- Task to complete
Below are some entries. Output each one exactly as it appears.
***** Listing *****
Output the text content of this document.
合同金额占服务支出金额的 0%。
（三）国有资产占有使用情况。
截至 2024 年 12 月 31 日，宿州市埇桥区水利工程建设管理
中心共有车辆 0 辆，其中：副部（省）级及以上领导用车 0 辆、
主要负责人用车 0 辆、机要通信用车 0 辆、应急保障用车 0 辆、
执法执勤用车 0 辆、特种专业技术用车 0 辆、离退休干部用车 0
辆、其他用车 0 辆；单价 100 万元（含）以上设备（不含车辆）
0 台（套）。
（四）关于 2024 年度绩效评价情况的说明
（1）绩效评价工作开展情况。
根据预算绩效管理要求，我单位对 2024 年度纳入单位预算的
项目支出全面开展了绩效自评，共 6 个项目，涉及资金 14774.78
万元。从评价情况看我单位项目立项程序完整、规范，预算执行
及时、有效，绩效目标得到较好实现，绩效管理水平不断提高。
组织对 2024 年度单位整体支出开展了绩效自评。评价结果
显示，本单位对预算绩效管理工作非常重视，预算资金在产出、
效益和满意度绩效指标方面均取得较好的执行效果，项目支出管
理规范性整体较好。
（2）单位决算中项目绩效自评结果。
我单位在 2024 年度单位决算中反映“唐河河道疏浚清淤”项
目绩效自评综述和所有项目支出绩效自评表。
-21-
*****
- Completed task
Output the text content of this document.
合同金额占服务支出金额的 0%。
（三）国有资产占有使用情况。
截至 2024 年 12 月 31 日，宿州市埇桥区水利工程建设管理
中心共有车辆 0 辆，其中：副部（省）级及以上领导用车 0 辆、
主要负责人用车 0 辆、机要通信用车 0 辆、应急保障用车 0 辆、
执法执勤用车 0 辆、特种专业技术用车 0 辆、离退休干部用车 0
辆、其他用车 0 辆；单价 100 万元（含）以上设备（不含车辆）
0 台（套）。
（四）关于 2024 年度绩效评价情况的说明
（1）绩效评价工作开展情况。
根据预算绩效管理要求，我单位对 2024 年度纳入单位预算的
项目支出全面开展了绩效自评，共 6 个项目，涉及资金 14774.78
万元。从评价情况看我单位项目立项程序完整、规范，预算执行
及时、有效，绩效目标得到较好实现，绩效管理水平不断提高。
组织对 2024 年度单位整体支出开展了绩效自评。评价结果
显示，本单位对预算绩效管理工作非常重视，预算资金在产出、
效益和满意度绩效指标方面均取得较好的执行效果，项目支出管
理规范性整体较好。
（2）单位决算中项目绩效自评结果。
我单位在 2024 年度单位决算中反映“唐河河道疏浚清淤”项
目绩效自评综述和所有项目支出绩效自评表。
-21-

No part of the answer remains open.